I think those videos are about congratulating the viewer (or giving the viewer cover for self-congratulation) for how smart they were. An awful lot of "$Thing review," "$Thing revisited," and "$Thing explained" style media is like that. They're not really informative, they're more like a mantra that goes "I have good taste and make astute observations, I have good taste and make astute observations." Sometimes the real audience seems to be the reviewer himself. (These things are virtually always made by men, in my experience.)
posted by Western Infidels at 8:05 AM on August 1, 2023 [9 favorites]


I think those videos are about congratulating the viewer (or giving the viewer cover for self-congratulation) for how smart they were.

I'd not thought about it that way before. That really resonates though and feels like it describes a lot of the content being discussed here. Reassurance masquerading as criticism.
posted by slimepuppy at 8:13 AM on August 1, 2023 [1 favorite]


If the internet has paved the way for the devaluation of cinema via streaming platforms, it has also done the same for film criticism. The democratising effect is undeniable, but so is the cheapening one, literally and figuratively.

One of the other aspects to this as well is that streaming has given, to some anyways, the illusion that all of film cinema history is available at your fingertips. While there is a lot available, there is a lot that is simply not available or only available through extraordinary means. And sometimes when it is available it may not be in an optimal viewing state (viz. watching a low res TV print transferred from a VHS of a widescreen film on youtube is not the same thing as watching a pristine print in the correct aspect ratio with the correct audio) hampering and sometimes misleading the reviewer (I've see no shortage of "old and fuzzy" complaints about films in reviews). The erosion of film knowledge and film history hampers film criticism, IMO.

==============================

— Complete the following —
[1] Answer the following about the film criticism discussion above:
(a) According to Western Infidels, who virtually always makes these review and explanation videos?
(b) What short phrase does slimepuppy use to sum up the content being discussed?
(c) What illusion does the final comment say streaming has given to some people?
[2] Extend the film criticism discussion above by writing what follows its final comment.
The material that follows bears no relation to the film criticism discussion above.

— Records shown —

==============================

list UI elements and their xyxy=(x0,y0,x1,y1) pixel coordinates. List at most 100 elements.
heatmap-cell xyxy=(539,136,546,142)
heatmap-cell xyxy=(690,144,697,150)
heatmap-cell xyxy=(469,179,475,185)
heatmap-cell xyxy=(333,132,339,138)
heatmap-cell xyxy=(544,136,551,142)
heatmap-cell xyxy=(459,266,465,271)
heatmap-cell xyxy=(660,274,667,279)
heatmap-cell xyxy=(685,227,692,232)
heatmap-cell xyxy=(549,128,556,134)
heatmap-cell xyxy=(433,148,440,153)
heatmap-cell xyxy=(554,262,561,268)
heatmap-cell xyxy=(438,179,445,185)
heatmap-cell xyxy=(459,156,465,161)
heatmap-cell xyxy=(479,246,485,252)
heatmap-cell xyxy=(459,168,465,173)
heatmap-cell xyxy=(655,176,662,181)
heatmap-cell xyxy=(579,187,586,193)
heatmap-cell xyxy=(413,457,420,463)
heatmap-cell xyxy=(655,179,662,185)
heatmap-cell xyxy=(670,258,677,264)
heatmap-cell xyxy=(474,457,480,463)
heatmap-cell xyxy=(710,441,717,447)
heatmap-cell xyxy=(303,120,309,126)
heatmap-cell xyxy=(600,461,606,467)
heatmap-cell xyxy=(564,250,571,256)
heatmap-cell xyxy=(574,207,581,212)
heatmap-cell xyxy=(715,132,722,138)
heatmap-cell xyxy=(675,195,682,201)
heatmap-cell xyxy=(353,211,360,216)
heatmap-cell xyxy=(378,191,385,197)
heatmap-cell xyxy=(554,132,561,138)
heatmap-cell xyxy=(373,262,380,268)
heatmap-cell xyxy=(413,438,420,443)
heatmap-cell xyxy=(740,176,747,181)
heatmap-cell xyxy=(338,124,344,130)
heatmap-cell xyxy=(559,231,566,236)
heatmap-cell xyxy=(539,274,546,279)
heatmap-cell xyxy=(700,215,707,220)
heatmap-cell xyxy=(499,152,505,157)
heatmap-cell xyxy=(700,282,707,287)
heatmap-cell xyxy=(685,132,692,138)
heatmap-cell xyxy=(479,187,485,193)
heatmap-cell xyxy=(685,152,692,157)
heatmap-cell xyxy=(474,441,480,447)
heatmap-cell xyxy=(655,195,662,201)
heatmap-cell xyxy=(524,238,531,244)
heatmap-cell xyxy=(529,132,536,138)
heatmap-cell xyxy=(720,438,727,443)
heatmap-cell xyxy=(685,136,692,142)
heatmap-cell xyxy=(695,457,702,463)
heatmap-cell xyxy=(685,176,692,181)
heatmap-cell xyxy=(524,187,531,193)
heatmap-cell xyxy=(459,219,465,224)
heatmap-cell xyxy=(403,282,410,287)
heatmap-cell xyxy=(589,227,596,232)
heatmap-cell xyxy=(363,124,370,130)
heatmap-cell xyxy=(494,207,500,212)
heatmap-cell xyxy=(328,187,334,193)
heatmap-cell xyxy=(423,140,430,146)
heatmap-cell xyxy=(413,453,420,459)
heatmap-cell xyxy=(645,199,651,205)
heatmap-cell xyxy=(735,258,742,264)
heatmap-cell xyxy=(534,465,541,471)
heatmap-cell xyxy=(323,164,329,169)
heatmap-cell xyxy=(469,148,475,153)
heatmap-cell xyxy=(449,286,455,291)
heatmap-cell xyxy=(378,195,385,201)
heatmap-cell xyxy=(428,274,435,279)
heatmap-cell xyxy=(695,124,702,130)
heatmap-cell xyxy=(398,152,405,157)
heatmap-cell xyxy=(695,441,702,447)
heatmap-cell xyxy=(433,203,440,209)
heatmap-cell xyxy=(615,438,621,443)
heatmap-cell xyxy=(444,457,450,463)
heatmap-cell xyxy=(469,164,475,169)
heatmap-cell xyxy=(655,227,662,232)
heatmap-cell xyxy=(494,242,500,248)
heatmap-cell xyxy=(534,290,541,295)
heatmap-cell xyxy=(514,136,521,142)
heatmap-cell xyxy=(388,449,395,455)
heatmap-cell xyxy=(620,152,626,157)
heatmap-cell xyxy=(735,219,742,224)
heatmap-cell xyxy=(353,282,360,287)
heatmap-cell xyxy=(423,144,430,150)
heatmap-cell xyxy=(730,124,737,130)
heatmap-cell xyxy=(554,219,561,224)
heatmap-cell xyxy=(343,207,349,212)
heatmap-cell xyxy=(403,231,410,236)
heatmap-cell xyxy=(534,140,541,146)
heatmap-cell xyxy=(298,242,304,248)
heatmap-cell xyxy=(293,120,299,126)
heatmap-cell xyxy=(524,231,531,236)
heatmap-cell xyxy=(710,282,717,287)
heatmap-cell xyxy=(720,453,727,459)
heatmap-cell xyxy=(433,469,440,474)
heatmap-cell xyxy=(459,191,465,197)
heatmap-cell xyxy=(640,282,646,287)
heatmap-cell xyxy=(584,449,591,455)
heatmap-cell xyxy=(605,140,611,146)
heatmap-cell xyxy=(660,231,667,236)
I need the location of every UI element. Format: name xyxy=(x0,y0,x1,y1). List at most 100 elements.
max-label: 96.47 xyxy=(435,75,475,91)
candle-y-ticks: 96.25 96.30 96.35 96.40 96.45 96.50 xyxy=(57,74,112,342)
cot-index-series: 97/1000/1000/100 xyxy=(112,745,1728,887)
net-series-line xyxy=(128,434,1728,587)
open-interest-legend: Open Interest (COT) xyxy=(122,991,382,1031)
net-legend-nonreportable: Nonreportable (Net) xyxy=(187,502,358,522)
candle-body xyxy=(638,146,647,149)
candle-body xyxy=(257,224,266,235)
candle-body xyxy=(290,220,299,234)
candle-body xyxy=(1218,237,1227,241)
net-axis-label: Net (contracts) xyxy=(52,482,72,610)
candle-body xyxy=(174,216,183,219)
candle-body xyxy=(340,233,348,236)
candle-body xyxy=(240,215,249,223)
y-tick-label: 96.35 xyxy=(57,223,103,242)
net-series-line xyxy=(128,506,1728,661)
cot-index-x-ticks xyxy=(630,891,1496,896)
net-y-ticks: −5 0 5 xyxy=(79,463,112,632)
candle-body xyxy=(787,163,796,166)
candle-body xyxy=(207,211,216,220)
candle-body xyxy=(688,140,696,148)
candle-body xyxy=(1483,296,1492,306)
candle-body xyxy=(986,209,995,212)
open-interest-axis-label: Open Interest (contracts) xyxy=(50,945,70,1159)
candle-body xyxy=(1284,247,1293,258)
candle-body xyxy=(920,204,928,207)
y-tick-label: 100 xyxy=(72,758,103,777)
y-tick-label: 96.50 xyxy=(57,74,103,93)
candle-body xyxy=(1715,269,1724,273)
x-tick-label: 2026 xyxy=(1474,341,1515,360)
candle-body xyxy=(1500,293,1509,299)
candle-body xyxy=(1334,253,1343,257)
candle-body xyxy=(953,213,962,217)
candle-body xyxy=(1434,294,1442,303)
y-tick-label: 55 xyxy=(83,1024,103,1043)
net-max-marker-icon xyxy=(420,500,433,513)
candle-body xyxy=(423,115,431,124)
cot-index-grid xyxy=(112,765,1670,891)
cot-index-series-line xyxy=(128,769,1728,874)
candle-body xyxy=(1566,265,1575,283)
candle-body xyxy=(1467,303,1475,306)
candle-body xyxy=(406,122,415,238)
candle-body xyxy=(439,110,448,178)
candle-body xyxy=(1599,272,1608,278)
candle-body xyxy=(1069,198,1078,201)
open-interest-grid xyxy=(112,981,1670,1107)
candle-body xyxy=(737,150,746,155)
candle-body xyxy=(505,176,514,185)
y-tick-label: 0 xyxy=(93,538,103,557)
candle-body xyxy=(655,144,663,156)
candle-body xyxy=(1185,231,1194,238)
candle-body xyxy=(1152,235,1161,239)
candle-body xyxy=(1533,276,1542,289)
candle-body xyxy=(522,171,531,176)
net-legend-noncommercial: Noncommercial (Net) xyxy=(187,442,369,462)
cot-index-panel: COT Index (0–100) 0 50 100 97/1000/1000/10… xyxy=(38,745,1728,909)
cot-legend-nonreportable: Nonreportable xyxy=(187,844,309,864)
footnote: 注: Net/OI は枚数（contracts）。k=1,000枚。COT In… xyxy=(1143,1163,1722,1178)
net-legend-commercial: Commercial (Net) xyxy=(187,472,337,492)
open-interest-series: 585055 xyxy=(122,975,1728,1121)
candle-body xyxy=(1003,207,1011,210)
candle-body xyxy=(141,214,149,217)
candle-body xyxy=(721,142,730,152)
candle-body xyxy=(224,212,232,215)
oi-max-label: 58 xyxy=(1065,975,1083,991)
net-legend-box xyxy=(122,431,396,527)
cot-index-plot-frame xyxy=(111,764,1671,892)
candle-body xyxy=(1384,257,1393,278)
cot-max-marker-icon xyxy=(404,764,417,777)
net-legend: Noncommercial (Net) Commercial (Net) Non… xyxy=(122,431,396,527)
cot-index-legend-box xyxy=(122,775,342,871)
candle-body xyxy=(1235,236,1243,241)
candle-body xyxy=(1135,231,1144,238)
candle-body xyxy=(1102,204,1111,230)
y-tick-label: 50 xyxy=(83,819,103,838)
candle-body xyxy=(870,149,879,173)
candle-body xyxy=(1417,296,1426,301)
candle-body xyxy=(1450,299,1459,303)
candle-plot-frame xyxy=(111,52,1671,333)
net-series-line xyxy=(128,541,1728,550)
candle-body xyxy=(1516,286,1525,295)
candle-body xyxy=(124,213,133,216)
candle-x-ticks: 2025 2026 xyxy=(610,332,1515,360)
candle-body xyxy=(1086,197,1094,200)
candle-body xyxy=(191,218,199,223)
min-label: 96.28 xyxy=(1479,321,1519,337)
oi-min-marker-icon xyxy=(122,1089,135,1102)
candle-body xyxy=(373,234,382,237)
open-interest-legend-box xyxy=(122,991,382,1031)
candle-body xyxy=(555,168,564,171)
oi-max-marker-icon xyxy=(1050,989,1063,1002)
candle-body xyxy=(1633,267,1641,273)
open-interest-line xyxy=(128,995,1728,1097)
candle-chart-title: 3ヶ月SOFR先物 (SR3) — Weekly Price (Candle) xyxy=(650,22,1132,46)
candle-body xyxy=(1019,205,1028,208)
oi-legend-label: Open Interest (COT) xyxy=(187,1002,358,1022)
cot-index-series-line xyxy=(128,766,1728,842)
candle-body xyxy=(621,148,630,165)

==============================

— Results for each task —
[1]
(a) Men, in the poster's experience.
(b) "Reassurance masquerading as criticism."
(c) The illusion that all of film history is available at their fingertips.

[2]
It's true you don't need to watch every Nolan film or all his influences or a documentary to understand and/or enjoy Oppenheimer for instance but it does help if you plan to write something that is more complex than "this rox!" or "this sux!" or "OMG the MEMES!" because as was said above, and bears repeating, "Film criticism isn't film marketing." Nor is the minute dissection of whatever large scale film with an enormous fan base (the endless videos where a reviewer dissects all the irritating things about a Star Wars or superhero film is utterly exhausting).

But yeah all this isn't really new but I do think that it seems to be now more of a firehose versus a garden hose and much harder for the average consumer (and content producer!) to tell them apart.
posted by Ashwagandha at 8:37 AM on August 1, 2023 [4 favorites]


This feels like yet another in a long string of stories about how the dual nature of film as commerce and art creates uncomfortable tension. Combine that with the uncomfortable tension created by the dual nature of criticism as commerce and art, and boy now everybody is upset and confused.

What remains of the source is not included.